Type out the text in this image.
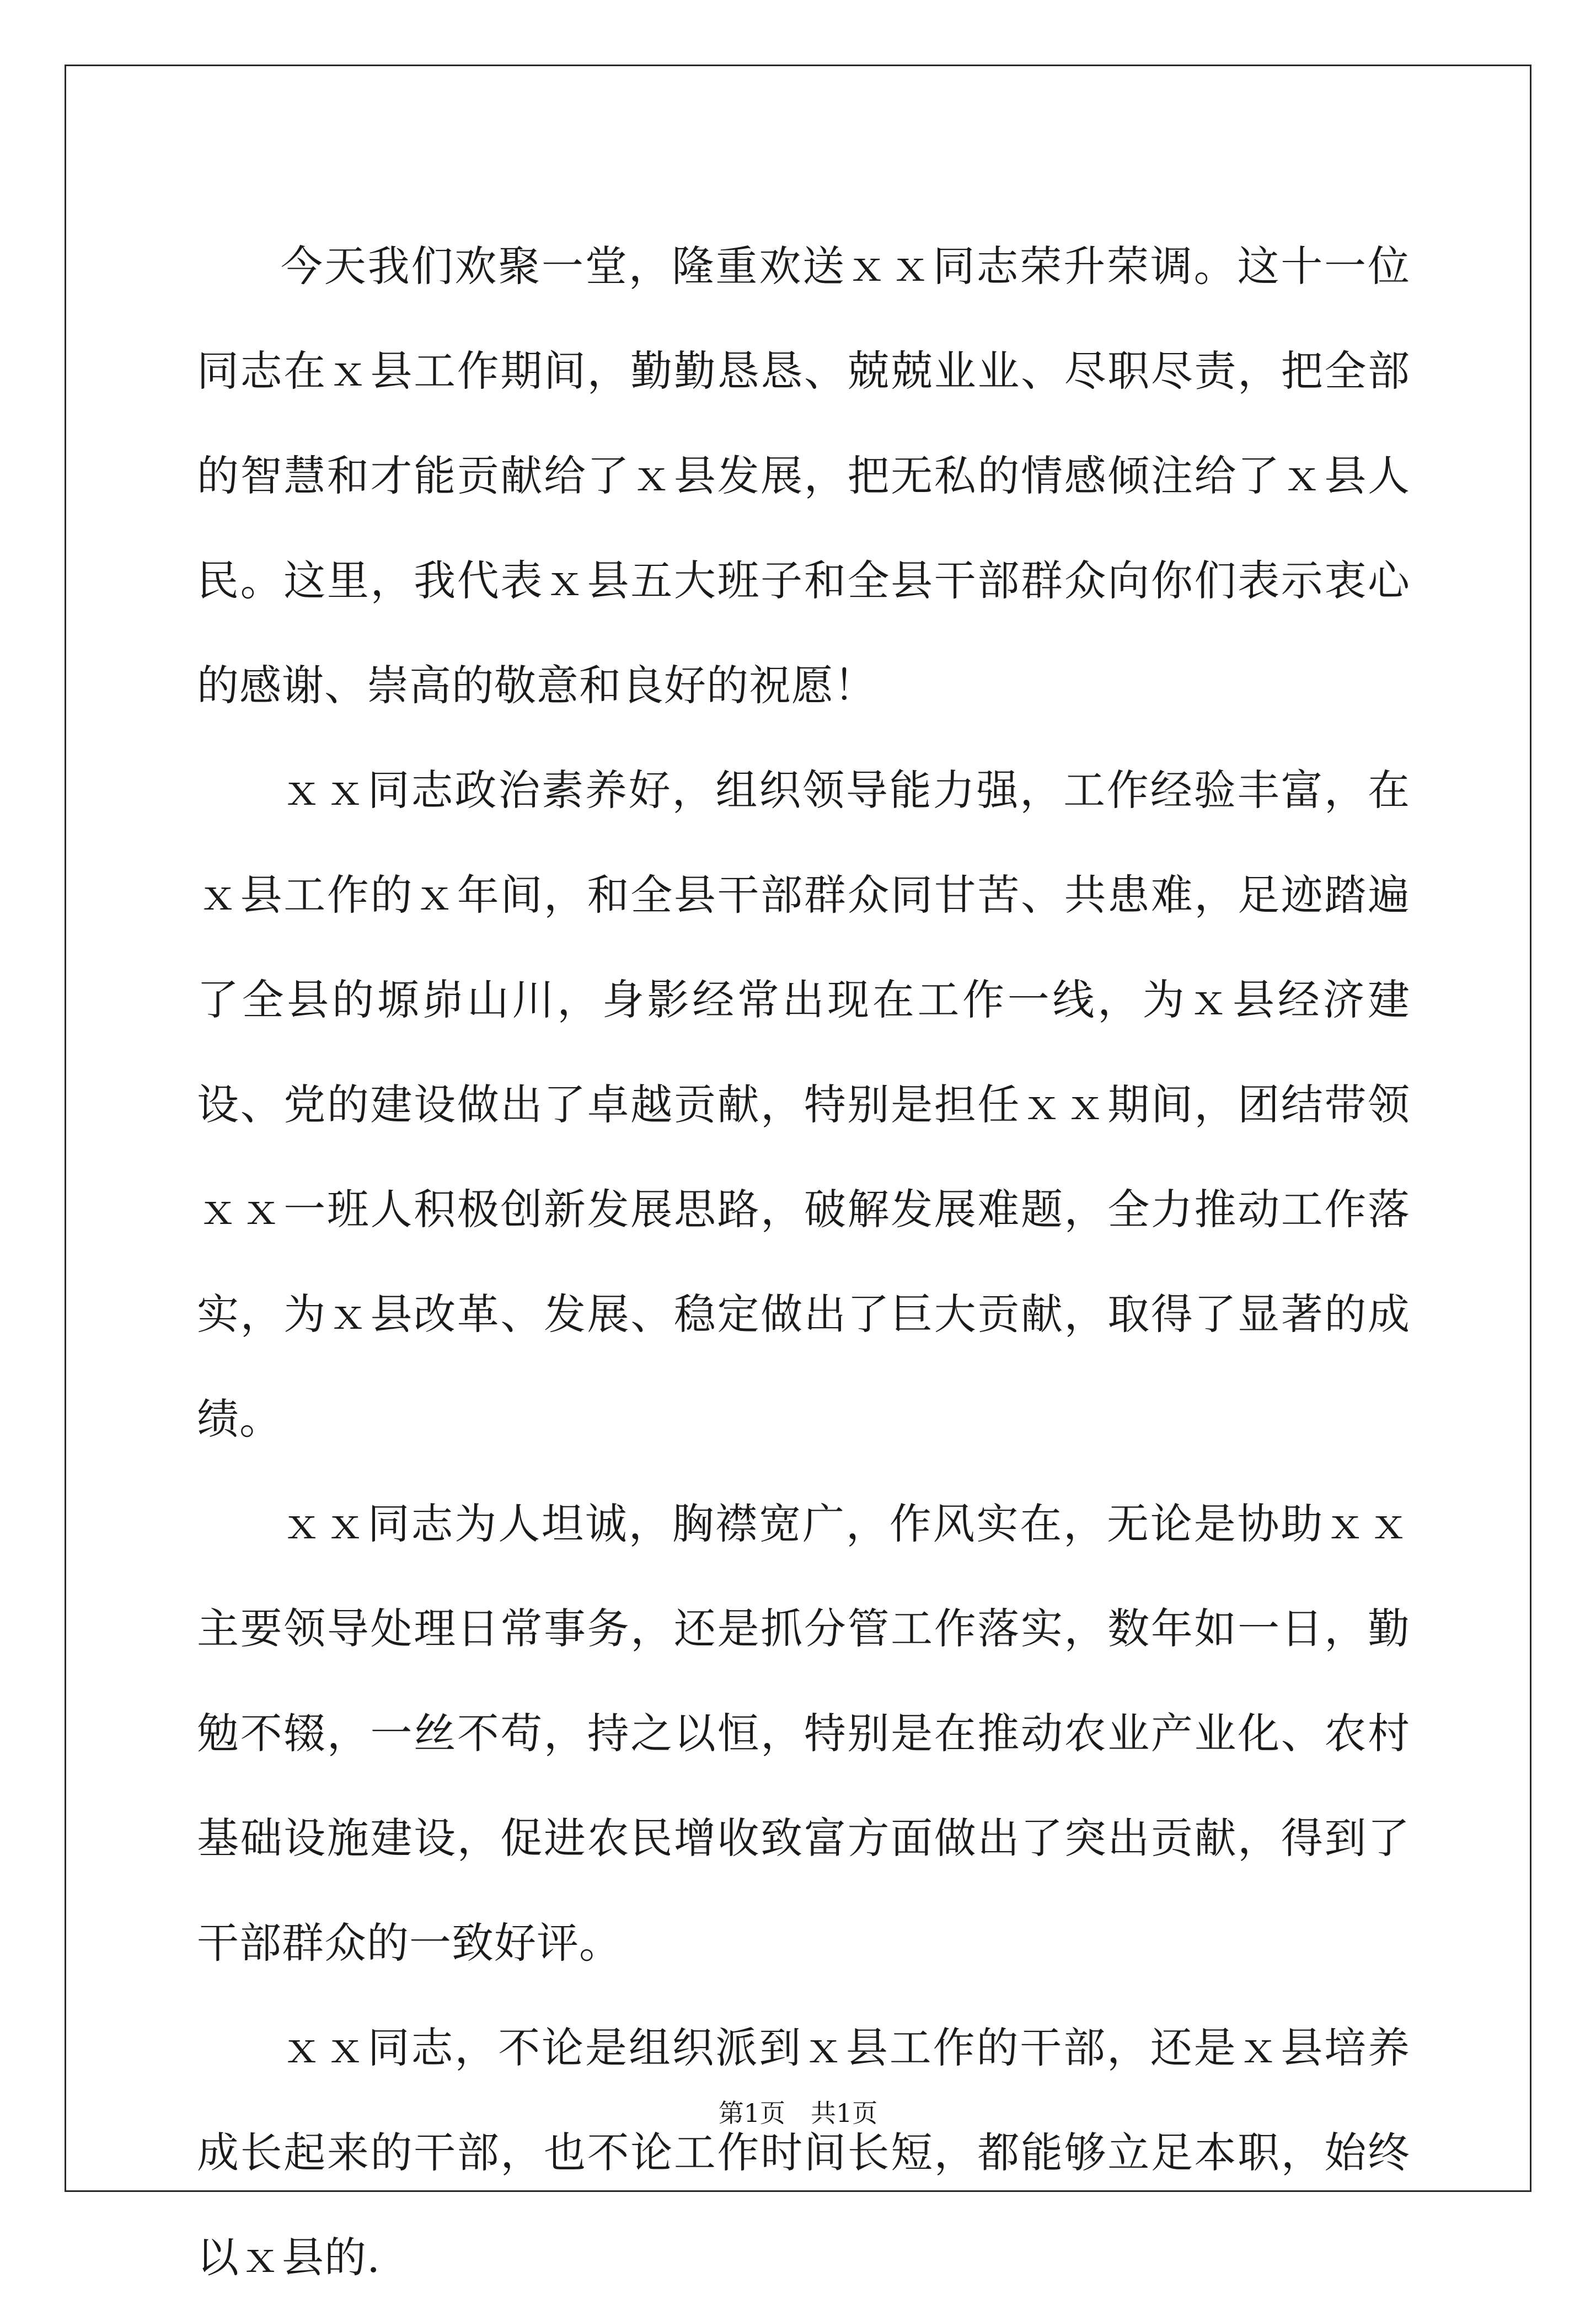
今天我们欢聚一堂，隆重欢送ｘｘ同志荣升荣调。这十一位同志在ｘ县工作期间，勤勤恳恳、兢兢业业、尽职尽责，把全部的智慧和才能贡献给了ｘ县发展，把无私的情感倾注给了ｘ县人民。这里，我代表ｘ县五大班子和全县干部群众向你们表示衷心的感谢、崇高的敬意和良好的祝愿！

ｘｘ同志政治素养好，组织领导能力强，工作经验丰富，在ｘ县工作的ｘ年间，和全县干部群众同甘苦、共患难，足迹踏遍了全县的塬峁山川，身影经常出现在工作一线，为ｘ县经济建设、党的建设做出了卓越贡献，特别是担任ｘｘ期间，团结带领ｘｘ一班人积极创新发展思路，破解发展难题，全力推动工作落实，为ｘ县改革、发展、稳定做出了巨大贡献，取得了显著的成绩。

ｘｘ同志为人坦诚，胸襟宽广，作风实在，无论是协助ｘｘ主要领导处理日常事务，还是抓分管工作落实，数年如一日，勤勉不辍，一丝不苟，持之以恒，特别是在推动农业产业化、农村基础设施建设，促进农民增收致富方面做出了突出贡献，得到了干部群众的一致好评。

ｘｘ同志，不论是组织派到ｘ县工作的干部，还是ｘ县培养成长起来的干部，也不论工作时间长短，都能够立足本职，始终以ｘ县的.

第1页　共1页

● **GIVEN EXERCISE**: Print the entries above exactly, taking out only the pictures.

● **WRITTEN SOLUTION**:
Type out the text in this image.
今天我们欢聚一堂，隆重欢送ｘｘ同志荣升荣调。这十一位同志在ｘ县工作期间，勤勤恳恳、兢兢业业、尽职尽责，把全部的智慧和才能贡献给了ｘ县发展，把无私的情感倾注给了ｘ县人民。这里，我代表ｘ县五大班子和全县干部群众向你们表示衷心的感谢、崇高的敬意和良好的祝愿！

ｘｘ同志政治素养好，组织领导能力强，工作经验丰富，在ｘ县工作的ｘ年间，和全县干部群众同甘苦、共患难，足迹踏遍了全县的塬峁山川，身影经常出现在工作一线，为ｘ县经济建设、党的建设做出了卓越贡献，特别是担任ｘｘ期间，团结带领ｘｘ一班人积极创新发展思路，破解发展难题，全力推动工作落实，为ｘ县改革、发展、稳定做出了巨大贡献，取得了显著的成绩。

ｘｘ同志为人坦诚，胸襟宽广，作风实在，无论是协助ｘｘ主要领导处理日常事务，还是抓分管工作落实，数年如一日，勤勉不辍，一丝不苟，持之以恒，特别是在推动农业产业化、农村基础设施建设，促进农民增收致富方面做出了突出贡献，得到了干部群众的一致好评。

ｘｘ同志，不论是组织派到ｘ县工作的干部，还是ｘ县培养成长起来的干部，也不论工作时间长短，都能够立足本职，始终以ｘ县的.

第1页　共1页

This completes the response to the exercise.